--- What the exercise asks ---
Transcribe the entries below exactly.
— begin Records to process —
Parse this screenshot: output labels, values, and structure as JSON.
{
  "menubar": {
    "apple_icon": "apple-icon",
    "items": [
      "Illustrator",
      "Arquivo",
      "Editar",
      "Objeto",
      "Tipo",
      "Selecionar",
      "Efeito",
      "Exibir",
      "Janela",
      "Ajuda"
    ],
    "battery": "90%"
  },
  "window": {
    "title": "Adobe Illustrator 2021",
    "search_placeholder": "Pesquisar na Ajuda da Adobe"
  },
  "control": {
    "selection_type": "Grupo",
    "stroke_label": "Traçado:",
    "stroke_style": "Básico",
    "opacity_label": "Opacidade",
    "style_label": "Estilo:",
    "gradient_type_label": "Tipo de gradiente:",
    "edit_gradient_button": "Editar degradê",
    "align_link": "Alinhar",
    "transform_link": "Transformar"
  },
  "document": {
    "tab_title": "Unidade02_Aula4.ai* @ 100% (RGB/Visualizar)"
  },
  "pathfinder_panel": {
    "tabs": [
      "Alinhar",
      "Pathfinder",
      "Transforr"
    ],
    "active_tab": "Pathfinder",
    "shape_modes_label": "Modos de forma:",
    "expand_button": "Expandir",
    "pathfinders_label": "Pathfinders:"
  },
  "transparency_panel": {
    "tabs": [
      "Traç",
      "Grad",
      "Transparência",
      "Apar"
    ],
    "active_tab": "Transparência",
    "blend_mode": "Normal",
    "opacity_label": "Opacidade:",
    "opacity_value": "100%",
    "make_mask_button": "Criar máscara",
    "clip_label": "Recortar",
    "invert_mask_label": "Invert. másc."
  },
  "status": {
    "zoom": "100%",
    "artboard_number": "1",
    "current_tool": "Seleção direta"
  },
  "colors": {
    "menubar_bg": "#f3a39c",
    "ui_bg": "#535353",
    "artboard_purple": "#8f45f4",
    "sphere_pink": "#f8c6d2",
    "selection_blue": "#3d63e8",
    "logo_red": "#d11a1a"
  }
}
— end Records to process —
--- Solution ---
Parse this screenshot: output labels, values, and structure as JSON.
{
  "menubar": {
    "apple_icon": "apple-icon",
    "items": [
      "Illustrator",
      "Arquivo",
      "Editar",
      "Objeto",
      "Tipo",
      "Selecionar",
      "Efeito",
      "Exibir",
      "Janela",
      "Ajuda"
    ],
    "battery": "90%"
  },
  "window": {
    "title": "Adobe Illustrator 2021",
    "search_placeholder": "Pesquisar na Ajuda da Adobe"
  },
  "control": {
    "selection_type": "Grupo",
    "stroke_label": "Traçado:",
    "stroke_style": "Básico",
    "opacity_label": "Opacidade",
    "style_label": "Estilo:",
    "gradient_type_label": "Tipo de gradiente:",
    "edit_gradient_button": "Editar degradê",
    "align_link": "Alinhar",
    "transform_link": "Transformar"
  },
  "document": {
    "tab_title": "Unidade02_Aula4.ai* @ 100% (RGB/Visualizar)"
  },
  "pathfinder_panel": {
    "tabs": [
      "Alinhar",
      "Pathfinder",
      "Transforr"
    ],
    "active_tab": "Pathfinder",
    "shape_modes_label": "Modos de forma:",
    "expand_button": "Expandir",
    "pathfinders_label": "Pathfinders:"
  },
  "transparency_panel": {
    "tabs": [
      "Traç",
      "Grad",
      "Transparência",
      "Apar"
    ],
    "active_tab": "Transparência",
    "blend_mode": "Normal",
    "opacity_label": "Opacidade:",
    "opacity_value": "100%",
    "make_mask_button": "Criar máscara",
    "clip_label": "Recortar",
    "invert_mask_label": "Invert. másc."
  },
  "status": {
    "zoom": "100%",
    "artboard_number": "1",
    "current_tool": "Seleção direta"
  },
  "colors": {
    "menubar_bg": "#f3a39c",
    "ui_bg": "#535353",
    "artboard_purple": "#8f45f4",
    "sphere_pink": "#f8c6d2",
    "selection_blue": "#3d63e8",
    "logo_red": "#d11a1a"
  }
}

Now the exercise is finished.